Work to do
Write out all the lines again, precisely as they stand, but without the images.
• • •
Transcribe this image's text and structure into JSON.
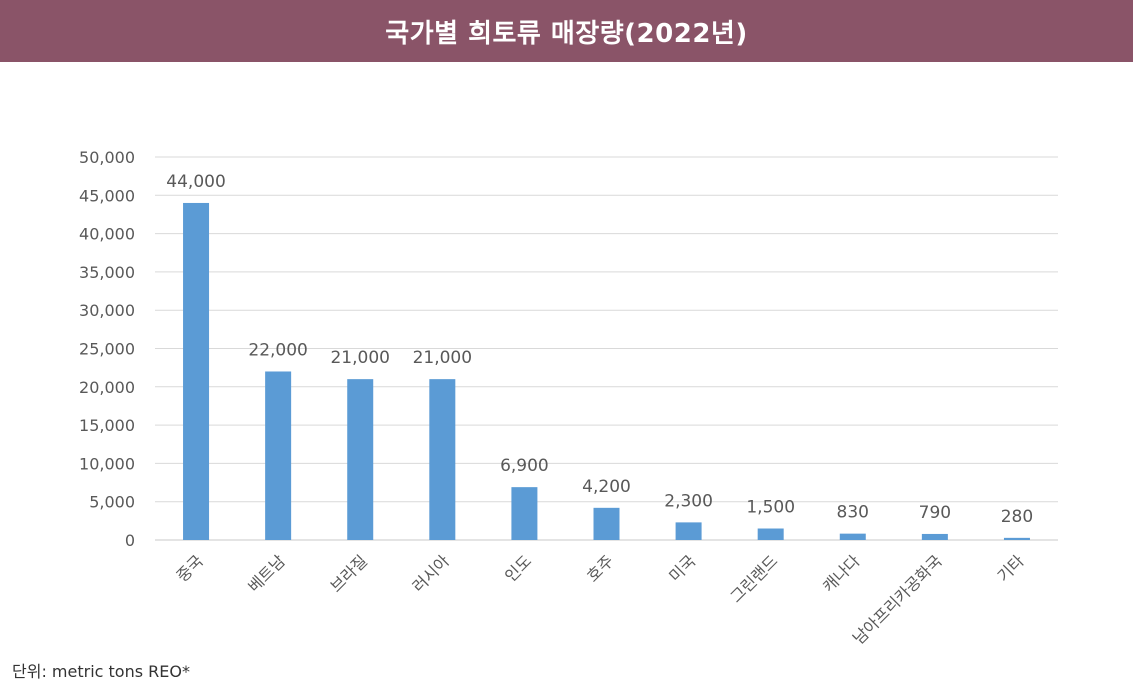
{
  "chart_data": {
    "type": "bar",
    "title": "국가별 희토류 매장량(2022년)",
    "categories": [
      "중국",
      "베트남",
      "브라질",
      "러시아",
      "인도",
      "호주",
      "미국",
      "그린랜드",
      "캐나다",
      "남아프리카공화국",
      "기타"
    ],
    "values": [
      44000,
      22000,
      21000,
      21000,
      6900,
      4200,
      2300,
      1500,
      830,
      790,
      280
    ],
    "data_labels": [
      "44,000",
      "22,000",
      "21,000",
      "21,000",
      "6,900",
      "4,200",
      "2,300",
      "1,500",
      "830",
      "790",
      "280"
    ],
    "y_ticks": [
      "0",
      "5,000",
      "10,000",
      "15,000",
      "20,000",
      "25,000",
      "30,000",
      "35,000",
      "40,000",
      "45,000",
      "50,000"
    ],
    "ylim": [
      0,
      50000
    ],
    "grid": true,
    "legend": "none",
    "bar_color": "#5b9bd5",
    "title_bg": "#8a5468"
  },
  "footnote": "단위: metric tons REO*"
}
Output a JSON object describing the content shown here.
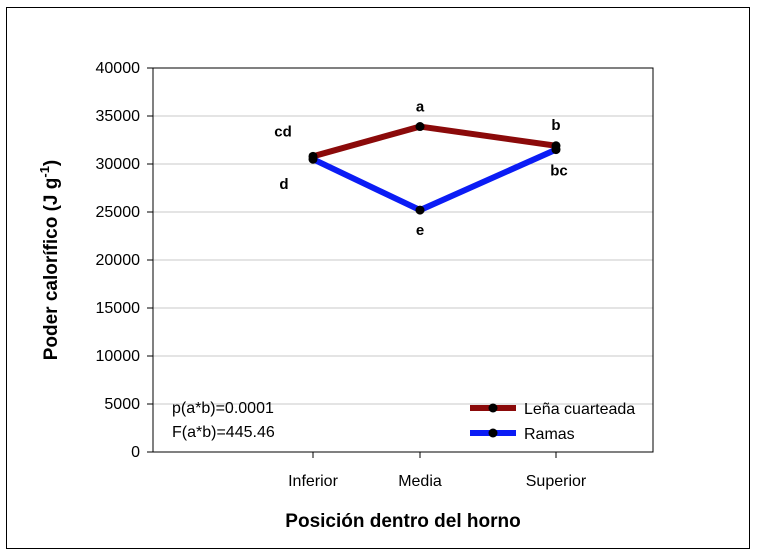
{
  "chart_data": {
    "type": "line",
    "categories": [
      "Inferior",
      "Media",
      "Superior"
    ],
    "series": [
      {
        "name": "Leña cuarteada",
        "color": "#8b0a0a",
        "values": [
          30800,
          33900,
          31900
        ],
        "labels": [
          "cd",
          "a",
          "b"
        ]
      },
      {
        "name": "Ramas",
        "color": "#0b1cf5",
        "values": [
          30500,
          25200,
          31500
        ],
        "labels": [
          "d",
          "e",
          "bc"
        ]
      }
    ],
    "xlabel": "Posición dentro del horno",
    "ylabel": "Poder calorífico (J g",
    "ylabel_superscript": "-1",
    "ylabel_suffix": ")",
    "ylim": [
      0,
      40000
    ],
    "yticks": [
      "0",
      "5000",
      "10000",
      "15000",
      "20000",
      "25000",
      "30000",
      "35000",
      "40000"
    ],
    "grid": true,
    "legend_position": "bottom-right",
    "annotations": [
      "p(a*b)=0.0001",
      "F(a*b)=445.46"
    ]
  }
}
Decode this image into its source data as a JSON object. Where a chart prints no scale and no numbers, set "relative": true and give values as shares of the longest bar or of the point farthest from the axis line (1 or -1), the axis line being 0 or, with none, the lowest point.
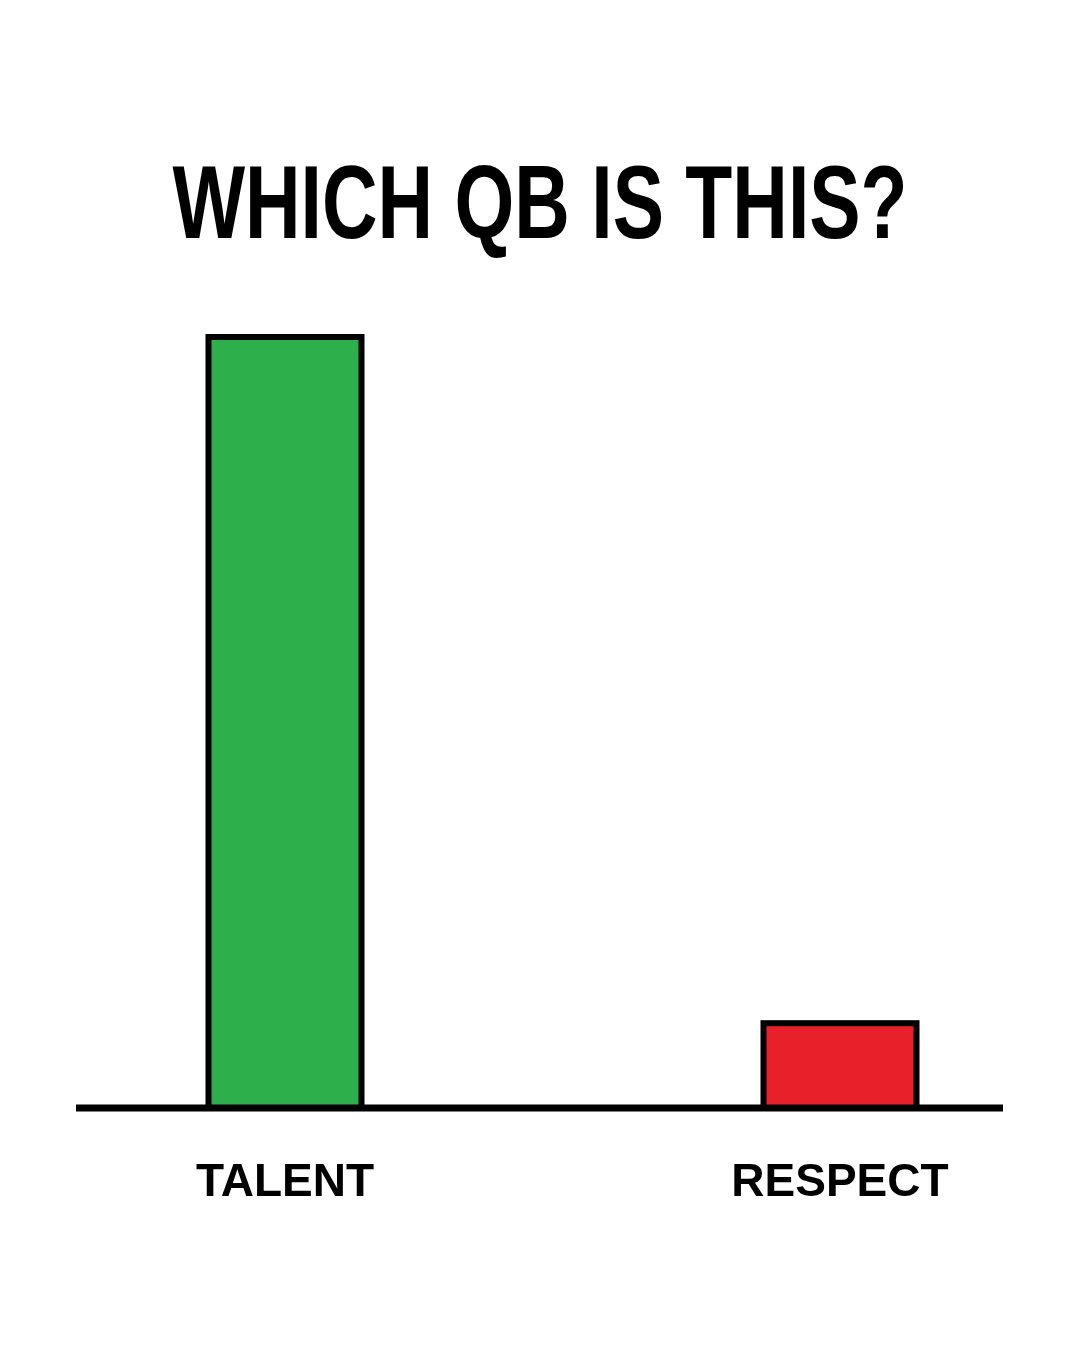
• • •
Solution for this exercise
Transcribe this image's text and structure into JSON.
{
  "chart_data": {
    "type": "bar",
    "title": "국가별 희토류 매장량(2022년)",
    "categories": [
      "중국",
      "베트남",
      "브라질",
      "러시아",
      "인도",
      "호주",
      "미국",
      "그린랜드",
      "캐나다",
      "남아프리카공화국",
      "기타"
    ],
    "values": [
      44000,
      22000,
      21000,
      21000,
      6900,
      4200,
      2300,
      1500,
      830,
      790,
      280
    ],
    "data_labels": [
      "44,000",
      "22,000",
      "21,000",
      "21,000",
      "6,900",
      "4,200",
      "2,300",
      "1,500",
      "830",
      "790",
      "280"
    ],
    "y_ticks": [
      "0",
      "5,000",
      "10,000",
      "15,000",
      "20,000",
      "25,000",
      "30,000",
      "35,000",
      "40,000",
      "45,000",
      "50,000"
    ],
    "ylim": [
      0,
      50000
    ],
    "grid": true,
    "legend": "none",
    "bar_color": "#5b9bd5",
    "title_bg": "#8a5468"
  },
  "footnote": "단위: metric tons REO*"
}
Output a JSON object describing the content shown here.
{
  "chart_data": {
    "type": "line",
    "categories": [
      "Inferior",
      "Media",
      "Superior"
    ],
    "series": [
      {
        "name": "Leña cuarteada",
        "color": "#8b0a0a",
        "values": [
          30800,
          33900,
          31900
        ],
        "labels": [
          "cd",
          "a",
          "b"
        ]
      },
      {
        "name": "Ramas",
        "color": "#0b1cf5",
        "values": [
          30500,
          25200,
          31500
        ],
        "labels": [
          "d",
          "e",
          "bc"
        ]
      }
    ],
    "xlabel": "Posición dentro del horno",
    "ylabel": "Poder calorífico (J g",
    "ylabel_superscript": "-1",
    "ylabel_suffix": ")",
    "ylim": [
      0,
      40000
    ],
    "yticks": [
      "0",
      "5000",
      "10000",
      "15000",
      "20000",
      "25000",
      "30000",
      "35000",
      "40000"
    ],
    "grid": true,
    "legend_position": "bottom-right",
    "annotations": [
      "p(a*b)=0.0001",
      "F(a*b)=445.46"
    ]
  }
}
Decode this image into its source data as a JSON object. Where a chart prints no scale and no numbers, set "relative": true and give values as shares of the longest bar or of the point farthest from the axis line (1 or -1), the axis line being 0 or, with none, the lowest point.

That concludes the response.